Directions for this task: Copy every record below exactly as written, but leave out the pictures.

Records:

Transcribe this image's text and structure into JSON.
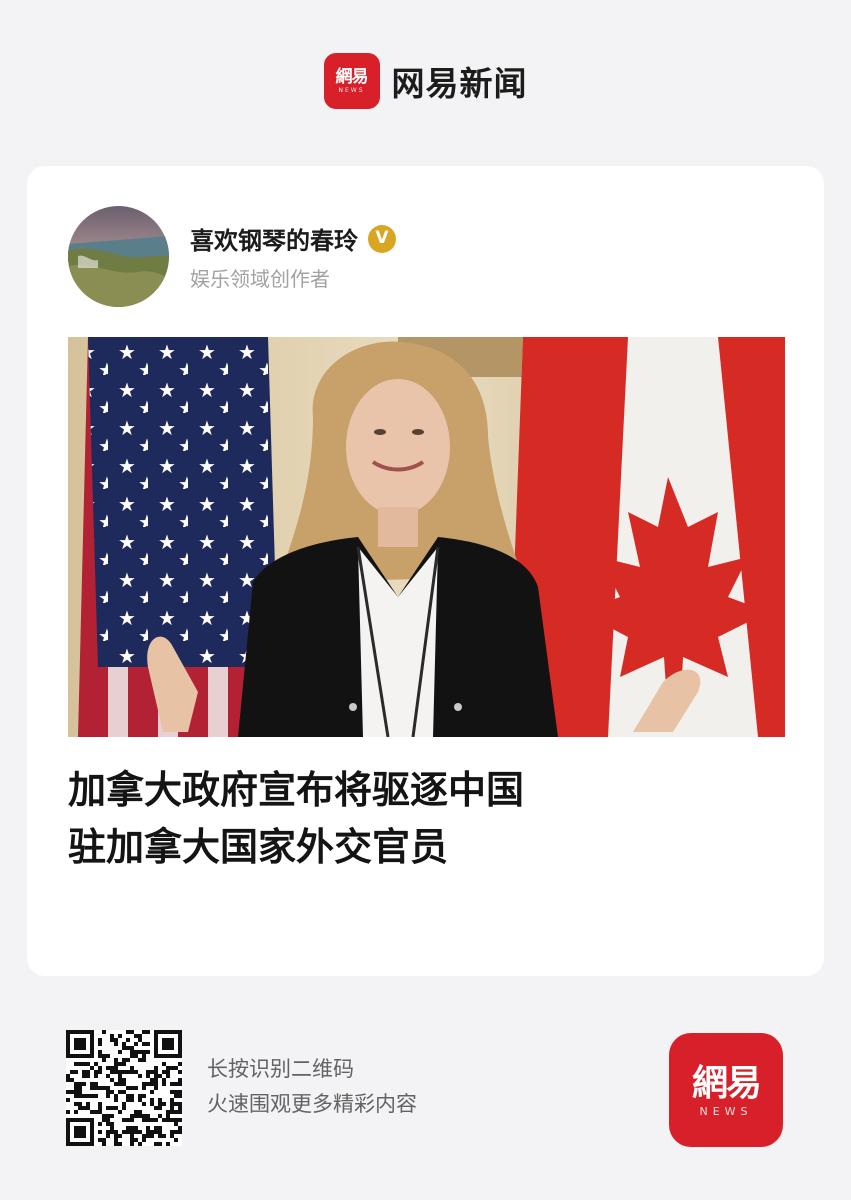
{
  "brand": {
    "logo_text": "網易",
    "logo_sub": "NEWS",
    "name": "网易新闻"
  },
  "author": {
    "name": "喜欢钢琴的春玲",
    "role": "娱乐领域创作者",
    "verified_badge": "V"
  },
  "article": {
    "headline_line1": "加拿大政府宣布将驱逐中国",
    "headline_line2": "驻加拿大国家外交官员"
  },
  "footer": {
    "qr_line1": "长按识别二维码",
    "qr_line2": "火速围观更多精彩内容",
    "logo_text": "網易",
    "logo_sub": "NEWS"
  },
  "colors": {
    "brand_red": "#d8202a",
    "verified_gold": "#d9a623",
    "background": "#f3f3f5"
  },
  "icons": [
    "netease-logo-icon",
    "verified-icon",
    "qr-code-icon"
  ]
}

Written response:
Transcribe this image's text and structure into JSON.
{
  "brand": {
    "logo_text": "網易",
    "logo_sub": "NEWS",
    "name": "网易新闻"
  },
  "author": {
    "name": "喜欢钢琴的春玲",
    "role": "娱乐领域创作者",
    "verified_badge": "V"
  },
  "article": {
    "headline_line1": "加拿大政府宣布将驱逐中国",
    "headline_line2": "驻加拿大国家外交官员"
  },
  "footer": {
    "qr_line1": "长按识别二维码",
    "qr_line2": "火速围观更多精彩内容",
    "logo_text": "網易",
    "logo_sub": "NEWS"
  },
  "colors": {
    "brand_red": "#d8202a",
    "verified_gold": "#d9a623",
    "background": "#f3f3f5"
  },
  "icons": [
    "netease-logo-icon",
    "verified-icon",
    "qr-code-icon"
  ]
}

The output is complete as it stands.